Extracted records:
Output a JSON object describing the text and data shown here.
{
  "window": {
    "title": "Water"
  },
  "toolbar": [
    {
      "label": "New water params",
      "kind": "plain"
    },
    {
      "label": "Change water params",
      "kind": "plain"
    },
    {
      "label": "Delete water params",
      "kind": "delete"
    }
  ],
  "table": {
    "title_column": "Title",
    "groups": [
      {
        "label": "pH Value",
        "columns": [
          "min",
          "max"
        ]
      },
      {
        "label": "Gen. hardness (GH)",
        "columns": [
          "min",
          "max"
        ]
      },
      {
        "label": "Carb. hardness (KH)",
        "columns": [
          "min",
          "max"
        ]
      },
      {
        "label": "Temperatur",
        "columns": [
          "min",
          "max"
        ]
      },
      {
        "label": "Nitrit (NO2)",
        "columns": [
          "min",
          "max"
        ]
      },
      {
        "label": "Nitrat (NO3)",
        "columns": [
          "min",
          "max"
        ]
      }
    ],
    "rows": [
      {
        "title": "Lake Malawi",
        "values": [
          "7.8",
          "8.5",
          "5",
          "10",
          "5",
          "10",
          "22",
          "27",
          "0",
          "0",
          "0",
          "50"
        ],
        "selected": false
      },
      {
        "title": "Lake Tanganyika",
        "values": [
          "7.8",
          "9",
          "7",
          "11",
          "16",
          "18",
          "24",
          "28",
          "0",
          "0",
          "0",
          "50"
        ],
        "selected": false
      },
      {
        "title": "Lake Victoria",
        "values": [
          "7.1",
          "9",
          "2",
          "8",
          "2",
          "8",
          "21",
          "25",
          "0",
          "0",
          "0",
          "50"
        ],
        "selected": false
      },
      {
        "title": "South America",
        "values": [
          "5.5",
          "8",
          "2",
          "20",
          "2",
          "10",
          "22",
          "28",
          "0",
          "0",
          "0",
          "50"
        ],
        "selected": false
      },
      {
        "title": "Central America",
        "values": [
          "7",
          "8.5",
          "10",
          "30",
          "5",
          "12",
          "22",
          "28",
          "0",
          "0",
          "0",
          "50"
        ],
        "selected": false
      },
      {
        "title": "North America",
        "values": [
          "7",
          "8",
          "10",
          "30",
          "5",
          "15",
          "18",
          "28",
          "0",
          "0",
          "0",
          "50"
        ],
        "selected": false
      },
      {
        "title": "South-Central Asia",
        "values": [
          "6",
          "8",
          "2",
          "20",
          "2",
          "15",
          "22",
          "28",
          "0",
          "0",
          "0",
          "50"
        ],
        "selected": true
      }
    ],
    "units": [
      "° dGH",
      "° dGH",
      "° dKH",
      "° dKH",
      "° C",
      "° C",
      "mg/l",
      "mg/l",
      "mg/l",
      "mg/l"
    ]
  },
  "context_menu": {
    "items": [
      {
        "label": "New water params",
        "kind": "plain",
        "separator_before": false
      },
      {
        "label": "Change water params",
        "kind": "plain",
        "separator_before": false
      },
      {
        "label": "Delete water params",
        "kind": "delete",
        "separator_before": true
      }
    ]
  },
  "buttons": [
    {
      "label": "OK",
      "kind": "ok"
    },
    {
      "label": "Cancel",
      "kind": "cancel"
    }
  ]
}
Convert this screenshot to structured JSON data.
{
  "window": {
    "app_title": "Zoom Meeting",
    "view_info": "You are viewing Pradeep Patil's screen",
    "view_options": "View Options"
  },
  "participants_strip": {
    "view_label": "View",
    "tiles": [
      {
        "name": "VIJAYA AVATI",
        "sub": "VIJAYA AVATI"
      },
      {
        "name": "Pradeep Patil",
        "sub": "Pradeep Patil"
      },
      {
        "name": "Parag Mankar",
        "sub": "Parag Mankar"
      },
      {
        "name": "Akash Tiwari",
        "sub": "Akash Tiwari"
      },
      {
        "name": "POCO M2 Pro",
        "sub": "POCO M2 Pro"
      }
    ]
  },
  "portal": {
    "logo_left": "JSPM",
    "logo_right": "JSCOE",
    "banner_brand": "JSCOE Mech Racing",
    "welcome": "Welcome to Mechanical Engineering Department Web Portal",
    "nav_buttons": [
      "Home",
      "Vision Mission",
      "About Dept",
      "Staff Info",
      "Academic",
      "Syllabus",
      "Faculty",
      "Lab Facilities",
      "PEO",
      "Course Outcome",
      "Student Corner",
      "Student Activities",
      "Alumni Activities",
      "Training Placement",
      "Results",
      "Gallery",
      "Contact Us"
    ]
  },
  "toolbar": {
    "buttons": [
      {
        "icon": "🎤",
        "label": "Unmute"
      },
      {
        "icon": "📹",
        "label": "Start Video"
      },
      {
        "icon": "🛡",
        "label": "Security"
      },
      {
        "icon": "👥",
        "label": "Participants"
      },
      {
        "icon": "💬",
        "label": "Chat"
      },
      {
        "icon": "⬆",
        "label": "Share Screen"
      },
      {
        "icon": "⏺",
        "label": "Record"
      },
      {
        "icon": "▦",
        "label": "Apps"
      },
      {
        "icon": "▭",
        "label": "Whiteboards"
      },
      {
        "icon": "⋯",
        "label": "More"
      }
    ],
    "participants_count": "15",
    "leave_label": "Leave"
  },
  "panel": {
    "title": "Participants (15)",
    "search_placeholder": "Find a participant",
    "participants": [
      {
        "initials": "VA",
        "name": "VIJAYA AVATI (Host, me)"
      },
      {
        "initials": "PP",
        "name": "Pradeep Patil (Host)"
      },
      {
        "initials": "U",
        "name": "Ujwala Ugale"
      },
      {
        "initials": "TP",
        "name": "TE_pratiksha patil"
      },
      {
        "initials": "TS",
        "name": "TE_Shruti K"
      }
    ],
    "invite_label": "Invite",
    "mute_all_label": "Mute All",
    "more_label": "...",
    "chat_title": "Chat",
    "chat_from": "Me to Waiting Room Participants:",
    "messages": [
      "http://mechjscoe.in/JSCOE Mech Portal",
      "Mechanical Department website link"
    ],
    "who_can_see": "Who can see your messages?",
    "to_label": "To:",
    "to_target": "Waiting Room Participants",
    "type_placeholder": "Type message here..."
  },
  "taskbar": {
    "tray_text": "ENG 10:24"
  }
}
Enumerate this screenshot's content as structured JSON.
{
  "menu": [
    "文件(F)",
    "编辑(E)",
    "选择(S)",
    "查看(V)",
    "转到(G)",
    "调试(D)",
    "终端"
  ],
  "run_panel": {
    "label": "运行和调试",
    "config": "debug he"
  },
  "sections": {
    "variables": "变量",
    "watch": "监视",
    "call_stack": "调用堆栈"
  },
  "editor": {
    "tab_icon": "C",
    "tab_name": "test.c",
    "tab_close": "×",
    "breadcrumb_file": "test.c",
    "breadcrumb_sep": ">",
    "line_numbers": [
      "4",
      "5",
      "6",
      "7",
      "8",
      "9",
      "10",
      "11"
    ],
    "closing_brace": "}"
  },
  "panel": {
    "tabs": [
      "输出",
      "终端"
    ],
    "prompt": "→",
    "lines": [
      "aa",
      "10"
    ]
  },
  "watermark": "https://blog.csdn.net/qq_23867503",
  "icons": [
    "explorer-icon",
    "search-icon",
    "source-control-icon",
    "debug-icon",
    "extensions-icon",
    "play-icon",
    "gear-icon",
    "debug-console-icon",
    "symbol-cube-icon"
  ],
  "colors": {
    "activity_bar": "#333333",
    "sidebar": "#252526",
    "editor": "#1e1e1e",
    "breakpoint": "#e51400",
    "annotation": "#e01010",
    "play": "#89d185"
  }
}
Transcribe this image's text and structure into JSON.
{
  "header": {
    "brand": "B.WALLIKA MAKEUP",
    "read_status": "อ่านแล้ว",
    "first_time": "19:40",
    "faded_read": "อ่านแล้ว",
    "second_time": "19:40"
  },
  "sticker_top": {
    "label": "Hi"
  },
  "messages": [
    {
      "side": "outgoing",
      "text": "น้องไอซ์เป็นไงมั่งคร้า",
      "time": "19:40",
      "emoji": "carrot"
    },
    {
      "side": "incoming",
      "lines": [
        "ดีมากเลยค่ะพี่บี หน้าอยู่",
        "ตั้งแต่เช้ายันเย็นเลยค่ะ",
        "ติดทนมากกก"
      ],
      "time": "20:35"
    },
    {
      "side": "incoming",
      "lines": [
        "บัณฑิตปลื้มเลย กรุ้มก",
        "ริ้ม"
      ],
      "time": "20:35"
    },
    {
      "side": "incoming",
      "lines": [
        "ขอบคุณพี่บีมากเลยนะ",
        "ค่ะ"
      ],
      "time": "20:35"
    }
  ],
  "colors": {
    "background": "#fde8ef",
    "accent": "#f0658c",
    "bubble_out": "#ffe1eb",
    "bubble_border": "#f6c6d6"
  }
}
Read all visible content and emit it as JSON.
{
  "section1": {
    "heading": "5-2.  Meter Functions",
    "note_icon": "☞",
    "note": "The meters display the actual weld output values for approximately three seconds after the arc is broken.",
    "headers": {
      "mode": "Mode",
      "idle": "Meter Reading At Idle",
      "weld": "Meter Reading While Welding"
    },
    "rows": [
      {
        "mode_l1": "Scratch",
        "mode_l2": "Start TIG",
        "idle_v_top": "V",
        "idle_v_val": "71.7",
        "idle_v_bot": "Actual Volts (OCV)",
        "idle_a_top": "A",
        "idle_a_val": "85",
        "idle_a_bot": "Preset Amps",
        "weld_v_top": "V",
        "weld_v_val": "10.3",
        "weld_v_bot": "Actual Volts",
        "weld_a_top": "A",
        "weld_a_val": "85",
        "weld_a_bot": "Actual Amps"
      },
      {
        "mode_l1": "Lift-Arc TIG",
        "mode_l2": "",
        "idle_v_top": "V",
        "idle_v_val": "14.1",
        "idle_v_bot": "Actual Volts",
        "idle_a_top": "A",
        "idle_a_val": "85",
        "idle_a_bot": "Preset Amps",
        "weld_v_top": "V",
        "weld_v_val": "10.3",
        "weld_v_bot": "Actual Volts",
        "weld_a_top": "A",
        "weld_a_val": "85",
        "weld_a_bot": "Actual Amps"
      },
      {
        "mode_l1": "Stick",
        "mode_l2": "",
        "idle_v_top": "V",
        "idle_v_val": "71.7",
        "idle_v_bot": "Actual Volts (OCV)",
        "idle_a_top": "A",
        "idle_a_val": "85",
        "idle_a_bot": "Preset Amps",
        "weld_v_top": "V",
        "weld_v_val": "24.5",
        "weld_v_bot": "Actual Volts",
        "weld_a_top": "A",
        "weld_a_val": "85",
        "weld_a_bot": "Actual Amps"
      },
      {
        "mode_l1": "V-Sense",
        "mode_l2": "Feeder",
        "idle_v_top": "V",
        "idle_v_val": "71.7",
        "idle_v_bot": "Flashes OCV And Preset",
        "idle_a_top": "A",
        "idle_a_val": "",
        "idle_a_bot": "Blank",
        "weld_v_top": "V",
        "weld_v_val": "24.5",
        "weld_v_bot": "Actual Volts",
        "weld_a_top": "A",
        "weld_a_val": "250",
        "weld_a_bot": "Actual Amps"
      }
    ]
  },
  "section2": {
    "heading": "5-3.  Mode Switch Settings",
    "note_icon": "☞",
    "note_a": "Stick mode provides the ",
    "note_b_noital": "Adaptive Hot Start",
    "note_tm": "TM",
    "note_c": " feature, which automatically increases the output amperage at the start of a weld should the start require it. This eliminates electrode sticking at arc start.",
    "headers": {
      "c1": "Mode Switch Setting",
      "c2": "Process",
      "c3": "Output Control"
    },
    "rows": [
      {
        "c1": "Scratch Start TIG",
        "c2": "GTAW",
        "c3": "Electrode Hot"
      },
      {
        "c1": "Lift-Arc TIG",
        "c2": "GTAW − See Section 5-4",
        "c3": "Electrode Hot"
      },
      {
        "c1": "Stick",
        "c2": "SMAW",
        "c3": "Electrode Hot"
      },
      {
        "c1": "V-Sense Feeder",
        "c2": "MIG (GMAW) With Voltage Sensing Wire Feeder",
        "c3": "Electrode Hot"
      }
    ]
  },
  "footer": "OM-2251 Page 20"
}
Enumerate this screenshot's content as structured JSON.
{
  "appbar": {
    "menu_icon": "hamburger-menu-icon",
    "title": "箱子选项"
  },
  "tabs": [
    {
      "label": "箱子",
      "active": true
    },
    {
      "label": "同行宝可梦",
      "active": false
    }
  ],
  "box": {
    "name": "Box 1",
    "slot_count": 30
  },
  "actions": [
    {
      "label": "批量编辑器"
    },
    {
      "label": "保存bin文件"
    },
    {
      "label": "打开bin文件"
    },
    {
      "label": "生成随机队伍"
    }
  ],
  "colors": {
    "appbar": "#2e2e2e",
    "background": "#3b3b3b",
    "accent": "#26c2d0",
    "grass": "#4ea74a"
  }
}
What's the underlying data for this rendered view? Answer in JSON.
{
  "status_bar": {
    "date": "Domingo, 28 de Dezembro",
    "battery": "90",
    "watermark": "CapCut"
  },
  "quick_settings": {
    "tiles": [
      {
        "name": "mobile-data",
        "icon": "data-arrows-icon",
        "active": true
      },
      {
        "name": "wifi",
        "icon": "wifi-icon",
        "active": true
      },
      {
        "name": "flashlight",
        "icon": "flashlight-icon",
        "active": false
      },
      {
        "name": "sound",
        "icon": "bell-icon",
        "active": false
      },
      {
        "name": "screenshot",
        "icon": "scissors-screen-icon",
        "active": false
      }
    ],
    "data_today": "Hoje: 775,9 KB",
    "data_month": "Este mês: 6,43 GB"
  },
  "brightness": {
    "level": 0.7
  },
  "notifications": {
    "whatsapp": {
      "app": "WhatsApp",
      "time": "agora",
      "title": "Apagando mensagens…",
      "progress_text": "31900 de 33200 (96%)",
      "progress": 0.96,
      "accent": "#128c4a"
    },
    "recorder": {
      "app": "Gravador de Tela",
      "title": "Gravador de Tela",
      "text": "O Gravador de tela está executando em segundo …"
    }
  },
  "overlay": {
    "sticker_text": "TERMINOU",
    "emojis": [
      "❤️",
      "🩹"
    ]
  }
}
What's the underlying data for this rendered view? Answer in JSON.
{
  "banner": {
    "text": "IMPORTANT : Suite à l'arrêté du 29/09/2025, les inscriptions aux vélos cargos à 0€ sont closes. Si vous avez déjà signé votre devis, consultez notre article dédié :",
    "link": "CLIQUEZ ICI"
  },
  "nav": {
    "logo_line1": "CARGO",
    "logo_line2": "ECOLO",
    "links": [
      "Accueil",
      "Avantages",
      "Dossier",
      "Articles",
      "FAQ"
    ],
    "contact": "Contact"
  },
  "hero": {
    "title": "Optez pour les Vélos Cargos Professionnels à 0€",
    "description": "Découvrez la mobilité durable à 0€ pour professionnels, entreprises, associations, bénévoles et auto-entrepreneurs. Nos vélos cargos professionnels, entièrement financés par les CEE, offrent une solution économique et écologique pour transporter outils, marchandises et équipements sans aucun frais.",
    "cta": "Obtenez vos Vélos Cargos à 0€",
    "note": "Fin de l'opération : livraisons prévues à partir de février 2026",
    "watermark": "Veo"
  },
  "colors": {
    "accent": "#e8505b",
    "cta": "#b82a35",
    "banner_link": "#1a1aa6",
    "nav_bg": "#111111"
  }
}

-- Task prompt --
Where a line holds "านแล", copy that line.

-- Complete answer --
    "read_status": "อ่านแล้ว",
    "faded_read": "อ่านแล้ว",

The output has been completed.